Exercise requirements:
Pull every "расходов" line out of the data below.

BEGIN Given entries

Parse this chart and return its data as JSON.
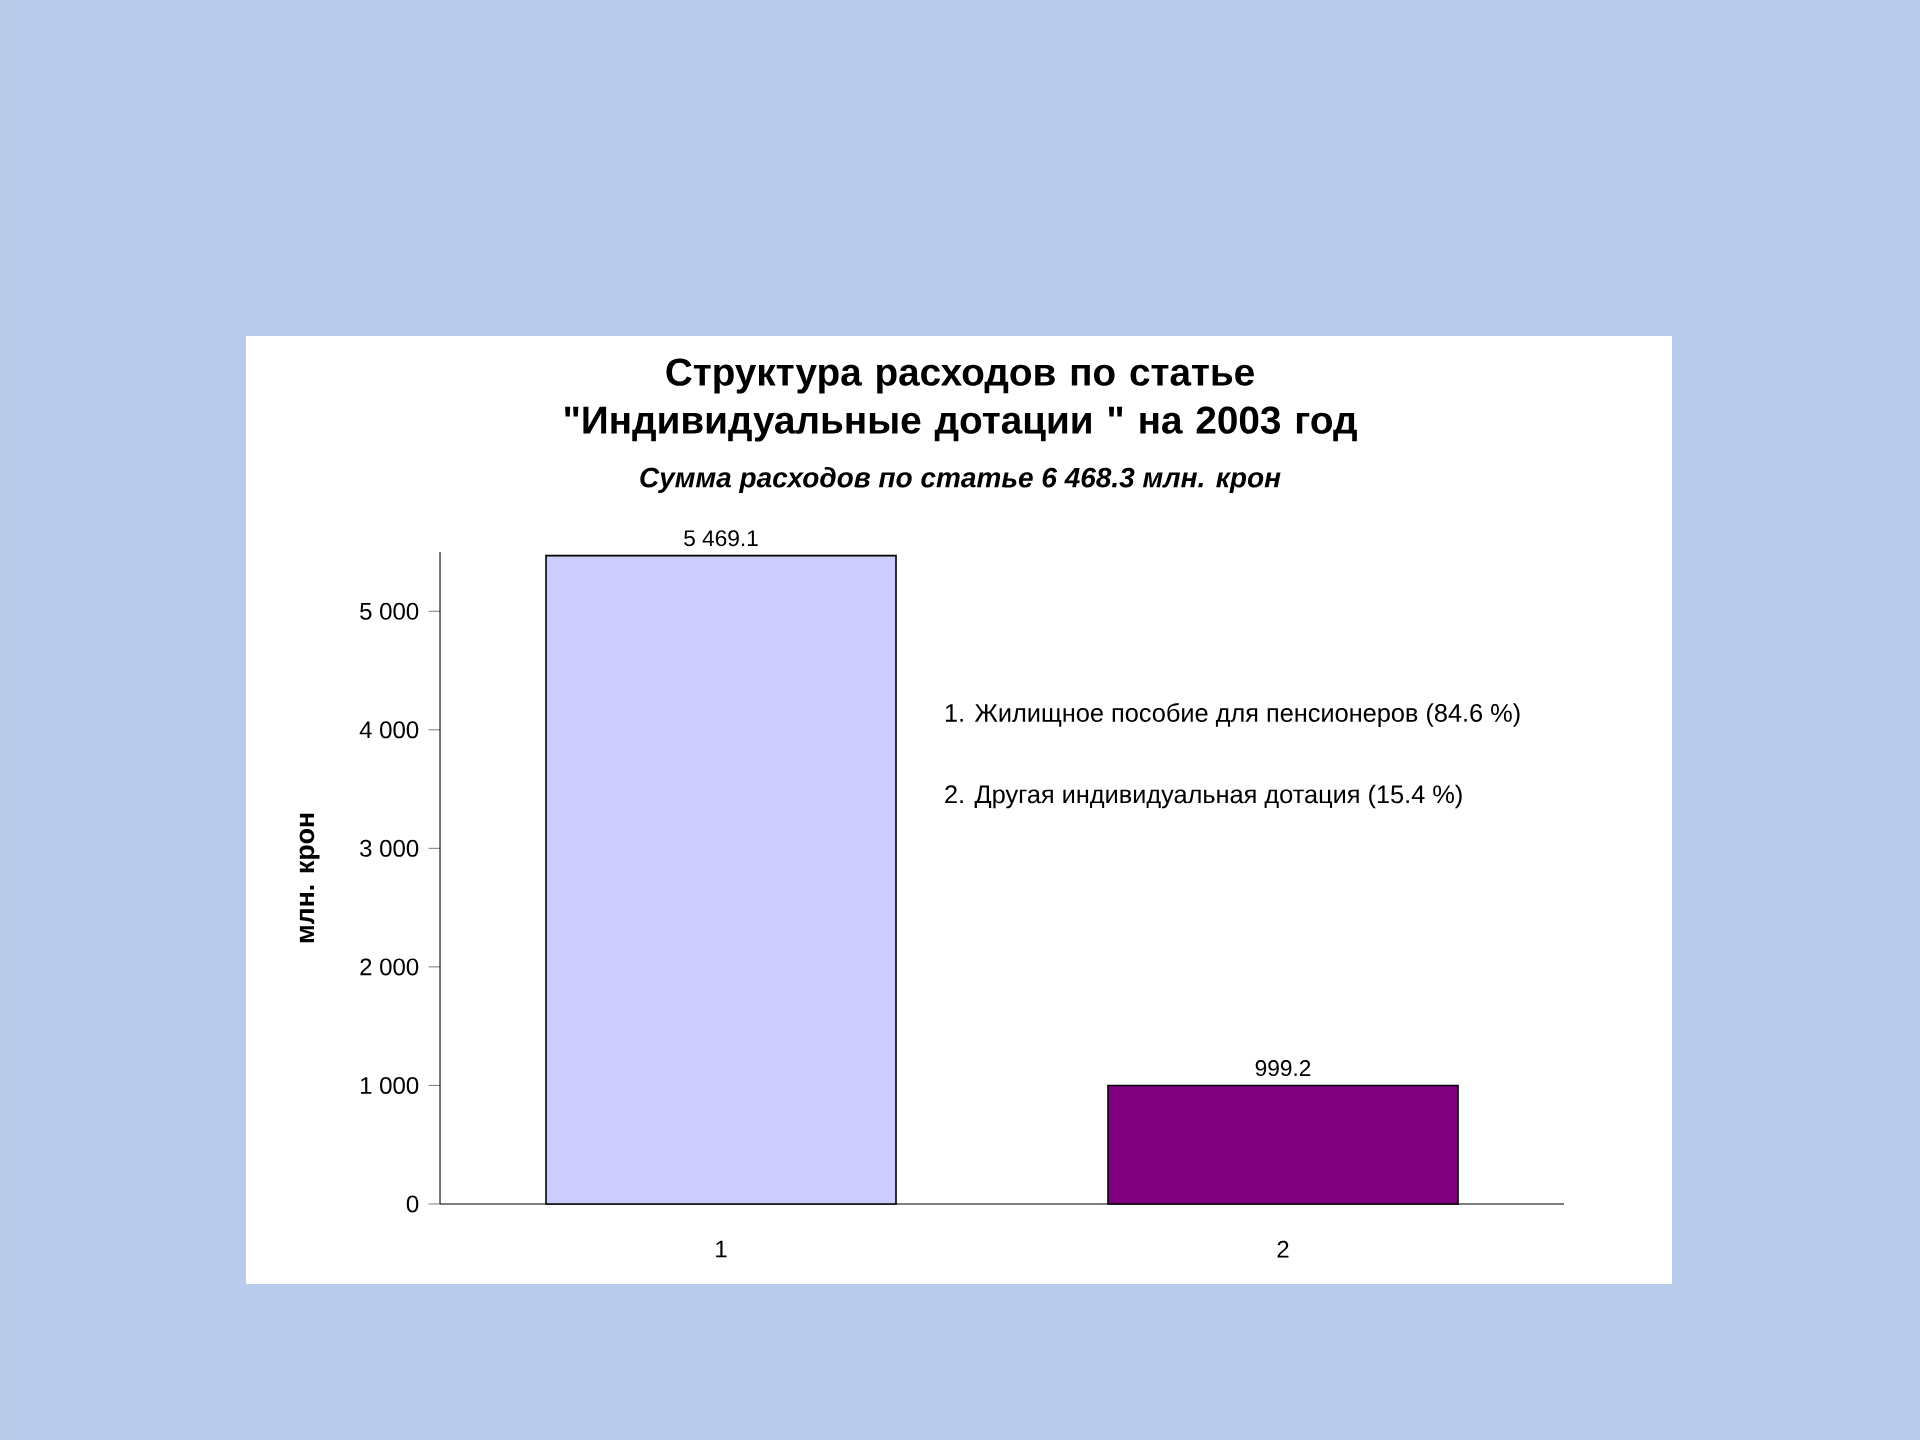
{
  "chart_data": {
    "type": "bar",
    "title": "Структура расходов по статье \"Индивидуальные дотации \" на 2003 год",
    "subtitle": "Сумма расходов по статье 6 468.3  млн. крон",
    "ylabel": "млн. крон",
    "categories": [
      "1",
      "2"
    ],
    "values": [
      5469.1,
      999.2
    ],
    "colors": [
      "#ccccff",
      "#800080"
    ],
    "value_labels": [
      "5 469.1",
      "999.2"
    ],
    "ylim": [
      0,
      5500
    ],
    "yticks": [
      0,
      {
        "value": 1000,
        "label": "1 000"
      },
      {
        "value": 2000,
        "label": "2 000"
      },
      {
        "value": 3000,
        "label": "3 000"
      },
      {
        "value": 4000,
        "label": "4 000"
      },
      {
        "value": 5000,
        "label": "5 000"
      }
    ],
    "annotations": [
      "1. Жилищное пособие для пенсионеров (84.6 %)",
      "2. Другая индивидуальная дотация (15.4  %)"
    ],
    "grid": false
  }
}
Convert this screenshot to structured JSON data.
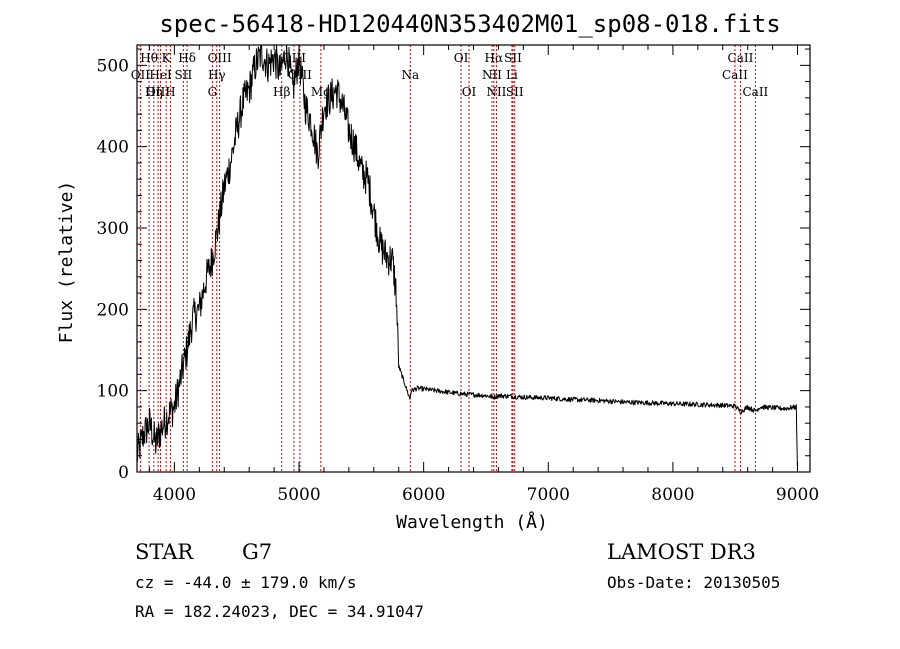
{
  "chart_data": {
    "type": "line",
    "title": "spec-56418-HD120440N353402M01_sp08-018.fits",
    "xlabel": "Wavelength (Å)",
    "ylabel": "Flux (relative)",
    "xlim": [
      3700,
      9100
    ],
    "ylim": [
      0,
      525
    ],
    "x_ticks": [
      4000,
      5000,
      6000,
      7000,
      8000,
      9000
    ],
    "x_tick_labels": [
      "4000",
      "5000",
      "6000",
      "7000",
      "8000",
      "9000"
    ],
    "y_ticks": [
      0,
      100,
      200,
      300,
      400,
      500
    ],
    "y_tick_labels": [
      "0",
      "100",
      "200",
      "300",
      "400",
      "500"
    ],
    "grid": false,
    "series": [
      {
        "name": "spectrum",
        "color": "#000000",
        "x": [
          3700,
          3750,
          3800,
          3850,
          3900,
          3950,
          4000,
          4050,
          4100,
          4150,
          4200,
          4250,
          4300,
          4350,
          4400,
          4450,
          4500,
          4550,
          4600,
          4650,
          4700,
          4750,
          4800,
          4850,
          4900,
          4950,
          5000,
          5050,
          5100,
          5150,
          5200,
          5250,
          5300,
          5350,
          5400,
          5450,
          5500,
          5550,
          5600,
          5650,
          5700,
          5750,
          5780,
          5800,
          5850,
          5890,
          5900,
          5950,
          6000,
          6100,
          6200,
          6300,
          6400,
          6500,
          6563,
          6600,
          6700,
          6800,
          7000,
          7200,
          7400,
          7600,
          7800,
          8000,
          8200,
          8400,
          8500,
          8542,
          8600,
          8662,
          8700,
          8800,
          8900,
          8990,
          9000
        ],
        "y": [
          20,
          45,
          60,
          35,
          55,
          70,
          80,
          115,
          150,
          190,
          200,
          235,
          260,
          300,
          350,
          380,
          420,
          455,
          470,
          500,
          515,
          500,
          510,
          490,
          520,
          470,
          510,
          450,
          430,
          390,
          450,
          460,
          470,
          450,
          420,
          400,
          370,
          360,
          320,
          280,
          265,
          260,
          220,
          130,
          108,
          90,
          100,
          103,
          102,
          100,
          98,
          96,
          95,
          94,
          92,
          94,
          93,
          92,
          91,
          89,
          88,
          86,
          85,
          84,
          83,
          82,
          81,
          74,
          80,
          75,
          80,
          79,
          78,
          80,
          0
        ]
      }
    ],
    "spectral_lines": [
      {
        "label": "Hθ",
        "x": 3797,
        "row": 1
      },
      {
        "label": "OII",
        "x": 3727,
        "row": 2
      },
      {
        "label": "OIII",
        "x": 3869,
        "row": 3
      },
      {
        "label": "K",
        "x": 3934,
        "row": 1
      },
      {
        "label": "HeI",
        "x": 3889,
        "row": 2
      },
      {
        "label": "Hη",
        "x": 3835,
        "row": 3
      },
      {
        "label": "Hδ",
        "x": 4102,
        "row": 1
      },
      {
        "label": "SII",
        "x": 4072,
        "row": 2
      },
      {
        "label": "H",
        "x": 3968,
        "row": 3
      },
      {
        "label": "OIII",
        "x": 4363,
        "row": 1
      },
      {
        "label": "Hγ",
        "x": 4340,
        "row": 2
      },
      {
        "label": "G",
        "x": 4305,
        "row": 3
      },
      {
        "label": "Hβ",
        "x": 4861,
        "row": 3
      },
      {
        "label": "OIII",
        "x": 4959,
        "row": 1
      },
      {
        "label": "OIII",
        "x": 5007,
        "row": 2
      },
      {
        "label": "Mg",
        "x": 5175,
        "row": 3
      },
      {
        "label": "Na",
        "x": 5893,
        "row": 2
      },
      {
        "label": "OI",
        "x": 6300,
        "row": 1
      },
      {
        "label": "OI",
        "x": 6364,
        "row": 3
      },
      {
        "label": "Hα",
        "x": 6563,
        "row": 1
      },
      {
        "label": "NII",
        "x": 6548,
        "row": 2
      },
      {
        "label": "NII",
        "x": 6584,
        "row": 3
      },
      {
        "label": "SII",
        "x": 6717,
        "row": 1
      },
      {
        "label": "Li",
        "x": 6708,
        "row": 2
      },
      {
        "label": "SII",
        "x": 6731,
        "row": 3
      },
      {
        "label": "CaII",
        "x": 8542,
        "row": 1
      },
      {
        "label": "CaII",
        "x": 8498,
        "row": 2
      },
      {
        "label": "CaII",
        "x": 8662,
        "row": 3
      }
    ]
  },
  "info": {
    "object_type": "STAR",
    "subclass": "G7",
    "survey": "LAMOST DR3",
    "cz": "cz = -44.0 ± 179.0 km/s",
    "obs_date": "Obs-Date: 20130505",
    "radec": "RA = 182.24023, DEC =  34.91047"
  },
  "colors": {
    "line_marker": "#cc0000",
    "spectrum": "#000000",
    "axes": "#000000",
    "background": "#ffffff"
  }
}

END Given entries

Response:
    "title": "Структура расходов по статье \"Индивидуальные дотации \" на 2003 год",
    "subtitle": "Сумма расходов по статье 6 468.3  млн. крон",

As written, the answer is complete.